Copy the lines below word for word, starting with the first line and going on through the line with "smoke <box>459 147 587 168</box>".

▶ **Source data**:
........
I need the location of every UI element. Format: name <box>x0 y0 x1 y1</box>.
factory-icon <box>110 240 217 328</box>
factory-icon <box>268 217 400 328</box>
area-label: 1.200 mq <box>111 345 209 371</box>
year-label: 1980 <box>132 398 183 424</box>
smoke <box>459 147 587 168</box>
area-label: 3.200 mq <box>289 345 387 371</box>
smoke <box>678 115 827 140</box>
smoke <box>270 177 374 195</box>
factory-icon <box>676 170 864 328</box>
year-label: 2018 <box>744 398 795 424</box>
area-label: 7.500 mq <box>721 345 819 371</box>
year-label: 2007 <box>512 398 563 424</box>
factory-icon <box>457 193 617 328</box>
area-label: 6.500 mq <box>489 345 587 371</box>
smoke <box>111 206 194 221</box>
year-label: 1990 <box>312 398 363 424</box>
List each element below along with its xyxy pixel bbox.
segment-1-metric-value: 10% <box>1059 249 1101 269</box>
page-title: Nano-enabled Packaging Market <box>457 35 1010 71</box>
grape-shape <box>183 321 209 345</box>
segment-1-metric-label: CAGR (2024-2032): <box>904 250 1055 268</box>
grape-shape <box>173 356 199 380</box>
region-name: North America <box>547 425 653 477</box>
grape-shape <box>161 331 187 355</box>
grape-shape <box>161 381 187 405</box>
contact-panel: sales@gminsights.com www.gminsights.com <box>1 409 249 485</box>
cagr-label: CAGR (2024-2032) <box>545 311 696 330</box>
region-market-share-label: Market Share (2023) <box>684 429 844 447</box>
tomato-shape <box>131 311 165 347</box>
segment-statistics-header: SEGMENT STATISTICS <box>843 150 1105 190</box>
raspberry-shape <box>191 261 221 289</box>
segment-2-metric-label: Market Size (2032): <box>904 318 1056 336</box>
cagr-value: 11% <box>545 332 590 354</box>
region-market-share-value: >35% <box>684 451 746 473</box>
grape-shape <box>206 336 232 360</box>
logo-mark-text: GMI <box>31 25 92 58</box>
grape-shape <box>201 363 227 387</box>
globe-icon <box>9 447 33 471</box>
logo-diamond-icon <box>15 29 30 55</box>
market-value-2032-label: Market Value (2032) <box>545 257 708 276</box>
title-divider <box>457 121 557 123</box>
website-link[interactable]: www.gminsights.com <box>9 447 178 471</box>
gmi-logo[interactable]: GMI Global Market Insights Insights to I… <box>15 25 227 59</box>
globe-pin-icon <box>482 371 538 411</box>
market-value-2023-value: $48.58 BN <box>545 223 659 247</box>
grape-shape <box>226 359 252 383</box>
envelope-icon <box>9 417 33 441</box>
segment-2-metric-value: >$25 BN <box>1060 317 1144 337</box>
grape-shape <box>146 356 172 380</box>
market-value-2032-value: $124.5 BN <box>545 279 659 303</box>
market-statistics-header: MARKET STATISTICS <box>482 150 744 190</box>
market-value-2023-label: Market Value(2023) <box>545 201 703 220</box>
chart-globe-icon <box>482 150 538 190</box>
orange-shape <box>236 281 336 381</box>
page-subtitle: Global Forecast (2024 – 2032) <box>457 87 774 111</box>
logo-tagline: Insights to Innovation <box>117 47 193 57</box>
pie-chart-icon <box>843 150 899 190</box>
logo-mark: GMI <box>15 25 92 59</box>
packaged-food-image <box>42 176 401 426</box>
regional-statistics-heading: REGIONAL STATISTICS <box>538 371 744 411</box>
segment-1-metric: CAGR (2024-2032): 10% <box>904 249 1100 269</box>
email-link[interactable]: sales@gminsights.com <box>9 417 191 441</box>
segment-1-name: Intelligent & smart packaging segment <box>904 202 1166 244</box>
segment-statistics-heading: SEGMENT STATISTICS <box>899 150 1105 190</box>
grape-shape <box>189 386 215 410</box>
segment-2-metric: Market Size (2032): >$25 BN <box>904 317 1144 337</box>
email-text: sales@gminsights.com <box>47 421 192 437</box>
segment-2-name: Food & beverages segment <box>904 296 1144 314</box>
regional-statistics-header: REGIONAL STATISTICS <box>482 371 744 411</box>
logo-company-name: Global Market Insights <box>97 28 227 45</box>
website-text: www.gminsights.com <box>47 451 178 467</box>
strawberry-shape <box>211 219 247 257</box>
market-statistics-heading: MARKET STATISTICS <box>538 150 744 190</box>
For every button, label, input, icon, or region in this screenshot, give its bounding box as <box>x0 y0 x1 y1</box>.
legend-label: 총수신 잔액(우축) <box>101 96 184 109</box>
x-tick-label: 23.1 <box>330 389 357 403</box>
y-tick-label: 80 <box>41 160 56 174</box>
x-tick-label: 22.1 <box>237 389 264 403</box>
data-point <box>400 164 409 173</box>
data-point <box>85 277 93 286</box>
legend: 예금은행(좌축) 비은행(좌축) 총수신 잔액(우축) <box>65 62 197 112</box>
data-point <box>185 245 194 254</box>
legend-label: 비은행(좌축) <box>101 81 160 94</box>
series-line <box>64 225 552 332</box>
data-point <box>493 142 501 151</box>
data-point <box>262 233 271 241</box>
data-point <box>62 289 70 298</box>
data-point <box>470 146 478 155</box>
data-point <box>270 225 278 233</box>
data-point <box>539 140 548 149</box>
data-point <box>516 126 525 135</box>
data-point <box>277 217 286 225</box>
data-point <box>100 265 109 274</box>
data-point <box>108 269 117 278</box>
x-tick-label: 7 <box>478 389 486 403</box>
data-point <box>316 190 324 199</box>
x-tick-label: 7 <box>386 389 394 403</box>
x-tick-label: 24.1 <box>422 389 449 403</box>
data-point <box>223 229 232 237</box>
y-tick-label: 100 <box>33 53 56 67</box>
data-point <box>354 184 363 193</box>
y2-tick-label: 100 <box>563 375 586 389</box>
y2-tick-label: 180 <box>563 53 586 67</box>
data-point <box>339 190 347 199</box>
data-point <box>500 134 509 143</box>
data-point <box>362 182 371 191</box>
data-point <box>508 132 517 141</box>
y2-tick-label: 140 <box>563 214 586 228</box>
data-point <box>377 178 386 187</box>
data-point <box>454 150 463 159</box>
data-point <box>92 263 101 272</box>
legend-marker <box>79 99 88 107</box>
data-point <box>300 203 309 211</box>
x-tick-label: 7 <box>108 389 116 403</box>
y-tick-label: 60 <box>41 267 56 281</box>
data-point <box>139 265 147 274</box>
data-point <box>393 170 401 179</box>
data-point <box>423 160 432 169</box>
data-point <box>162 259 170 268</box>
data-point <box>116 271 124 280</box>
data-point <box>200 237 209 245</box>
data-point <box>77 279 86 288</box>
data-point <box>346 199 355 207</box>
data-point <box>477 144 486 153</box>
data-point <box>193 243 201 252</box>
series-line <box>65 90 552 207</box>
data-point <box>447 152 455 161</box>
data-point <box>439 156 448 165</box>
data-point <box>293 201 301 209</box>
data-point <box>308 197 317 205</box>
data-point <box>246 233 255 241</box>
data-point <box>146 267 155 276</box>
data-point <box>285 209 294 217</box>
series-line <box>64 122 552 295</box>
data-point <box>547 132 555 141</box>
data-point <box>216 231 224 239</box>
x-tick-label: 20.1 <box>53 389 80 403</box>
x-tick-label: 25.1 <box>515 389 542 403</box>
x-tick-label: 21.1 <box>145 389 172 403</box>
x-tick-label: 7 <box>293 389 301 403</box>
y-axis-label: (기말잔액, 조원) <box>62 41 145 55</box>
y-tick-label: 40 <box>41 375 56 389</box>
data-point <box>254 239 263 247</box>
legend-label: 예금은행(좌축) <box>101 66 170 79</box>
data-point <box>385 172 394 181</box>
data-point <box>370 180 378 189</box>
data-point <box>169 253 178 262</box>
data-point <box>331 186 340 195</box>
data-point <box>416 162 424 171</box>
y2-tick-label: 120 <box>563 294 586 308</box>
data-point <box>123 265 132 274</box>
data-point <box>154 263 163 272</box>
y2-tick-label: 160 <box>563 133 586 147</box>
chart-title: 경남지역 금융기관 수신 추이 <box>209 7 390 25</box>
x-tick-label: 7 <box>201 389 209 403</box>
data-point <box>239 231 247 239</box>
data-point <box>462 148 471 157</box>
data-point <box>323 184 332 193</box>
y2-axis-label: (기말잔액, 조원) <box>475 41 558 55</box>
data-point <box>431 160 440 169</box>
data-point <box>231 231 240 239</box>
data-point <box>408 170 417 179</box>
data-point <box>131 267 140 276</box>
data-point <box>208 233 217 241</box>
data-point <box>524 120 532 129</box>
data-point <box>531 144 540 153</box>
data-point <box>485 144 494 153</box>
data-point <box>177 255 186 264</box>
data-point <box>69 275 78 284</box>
........
▶ **Written answer**:
I need the location of every UI element. Format: name <box>x0 y0 x1 y1</box>.
factory-icon <box>110 240 217 328</box>
factory-icon <box>268 217 400 328</box>
area-label: 1.200 mq <box>111 345 209 371</box>
year-label: 1980 <box>132 398 183 424</box>
smoke <box>459 147 587 168</box>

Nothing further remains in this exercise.